EXTRACTED MATERIAL =>
◆ ◆ ◆ ◆
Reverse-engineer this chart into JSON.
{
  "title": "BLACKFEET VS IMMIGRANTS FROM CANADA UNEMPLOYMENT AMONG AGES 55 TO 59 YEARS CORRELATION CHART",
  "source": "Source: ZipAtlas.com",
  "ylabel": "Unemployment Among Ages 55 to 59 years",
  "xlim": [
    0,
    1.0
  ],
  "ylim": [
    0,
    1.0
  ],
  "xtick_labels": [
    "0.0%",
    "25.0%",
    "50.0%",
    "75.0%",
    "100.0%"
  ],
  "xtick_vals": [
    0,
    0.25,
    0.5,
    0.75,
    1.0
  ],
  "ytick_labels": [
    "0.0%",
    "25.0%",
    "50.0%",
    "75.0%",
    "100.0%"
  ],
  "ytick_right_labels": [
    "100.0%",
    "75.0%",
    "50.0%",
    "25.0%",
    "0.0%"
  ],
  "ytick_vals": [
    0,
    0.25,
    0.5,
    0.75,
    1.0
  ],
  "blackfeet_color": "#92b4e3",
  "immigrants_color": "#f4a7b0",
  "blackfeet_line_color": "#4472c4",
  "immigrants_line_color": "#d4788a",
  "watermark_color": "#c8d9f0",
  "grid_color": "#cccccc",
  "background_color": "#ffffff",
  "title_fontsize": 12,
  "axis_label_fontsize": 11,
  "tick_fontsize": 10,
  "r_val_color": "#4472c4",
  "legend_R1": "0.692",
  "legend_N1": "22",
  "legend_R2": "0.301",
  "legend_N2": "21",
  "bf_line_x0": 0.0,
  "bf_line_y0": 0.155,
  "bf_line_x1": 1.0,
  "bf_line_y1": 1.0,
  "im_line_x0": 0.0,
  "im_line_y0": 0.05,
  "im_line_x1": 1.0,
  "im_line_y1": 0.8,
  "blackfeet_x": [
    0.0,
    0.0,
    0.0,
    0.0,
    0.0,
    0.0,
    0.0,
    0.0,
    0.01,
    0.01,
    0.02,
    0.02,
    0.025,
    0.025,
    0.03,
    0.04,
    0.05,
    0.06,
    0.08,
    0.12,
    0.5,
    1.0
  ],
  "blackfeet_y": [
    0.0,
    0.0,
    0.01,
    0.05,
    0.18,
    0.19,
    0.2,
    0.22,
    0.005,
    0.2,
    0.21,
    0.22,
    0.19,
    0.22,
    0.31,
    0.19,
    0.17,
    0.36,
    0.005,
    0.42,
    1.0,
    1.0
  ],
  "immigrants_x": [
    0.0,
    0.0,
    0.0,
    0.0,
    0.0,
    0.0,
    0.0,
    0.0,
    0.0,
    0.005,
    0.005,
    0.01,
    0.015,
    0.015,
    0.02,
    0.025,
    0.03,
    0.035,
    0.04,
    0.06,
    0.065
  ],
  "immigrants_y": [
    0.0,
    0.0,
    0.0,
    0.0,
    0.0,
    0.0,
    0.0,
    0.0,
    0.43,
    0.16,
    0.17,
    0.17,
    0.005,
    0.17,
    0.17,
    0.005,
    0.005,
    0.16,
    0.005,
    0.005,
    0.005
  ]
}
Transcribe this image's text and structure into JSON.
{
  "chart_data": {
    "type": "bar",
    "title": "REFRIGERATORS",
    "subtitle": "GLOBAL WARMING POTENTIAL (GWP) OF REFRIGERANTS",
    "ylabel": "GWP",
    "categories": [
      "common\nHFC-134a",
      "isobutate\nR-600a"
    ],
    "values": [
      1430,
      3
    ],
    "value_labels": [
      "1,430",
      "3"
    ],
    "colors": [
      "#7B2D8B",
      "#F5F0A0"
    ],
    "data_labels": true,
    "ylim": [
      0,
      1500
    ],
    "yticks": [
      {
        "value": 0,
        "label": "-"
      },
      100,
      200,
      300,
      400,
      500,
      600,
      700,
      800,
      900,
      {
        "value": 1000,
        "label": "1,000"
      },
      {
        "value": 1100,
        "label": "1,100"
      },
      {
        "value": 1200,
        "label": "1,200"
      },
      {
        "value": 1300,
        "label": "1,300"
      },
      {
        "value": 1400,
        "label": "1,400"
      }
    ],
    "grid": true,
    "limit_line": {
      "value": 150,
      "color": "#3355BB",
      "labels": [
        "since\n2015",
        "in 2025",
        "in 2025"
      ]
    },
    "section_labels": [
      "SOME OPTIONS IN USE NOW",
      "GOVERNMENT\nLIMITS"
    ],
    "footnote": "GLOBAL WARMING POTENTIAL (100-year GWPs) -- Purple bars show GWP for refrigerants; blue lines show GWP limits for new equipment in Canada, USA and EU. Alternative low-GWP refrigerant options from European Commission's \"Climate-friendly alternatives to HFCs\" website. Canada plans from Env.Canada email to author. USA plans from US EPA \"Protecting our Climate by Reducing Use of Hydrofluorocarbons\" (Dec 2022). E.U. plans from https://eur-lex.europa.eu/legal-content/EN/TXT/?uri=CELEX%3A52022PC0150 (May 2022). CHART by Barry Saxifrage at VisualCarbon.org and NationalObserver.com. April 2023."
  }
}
◆ ◆ ◆ ◆
GIVEN INSTRUCTION => In the entries above, count each line that holds "POTENTIAL". Give the total and nothing else.

SOLVED EXERCISE => 2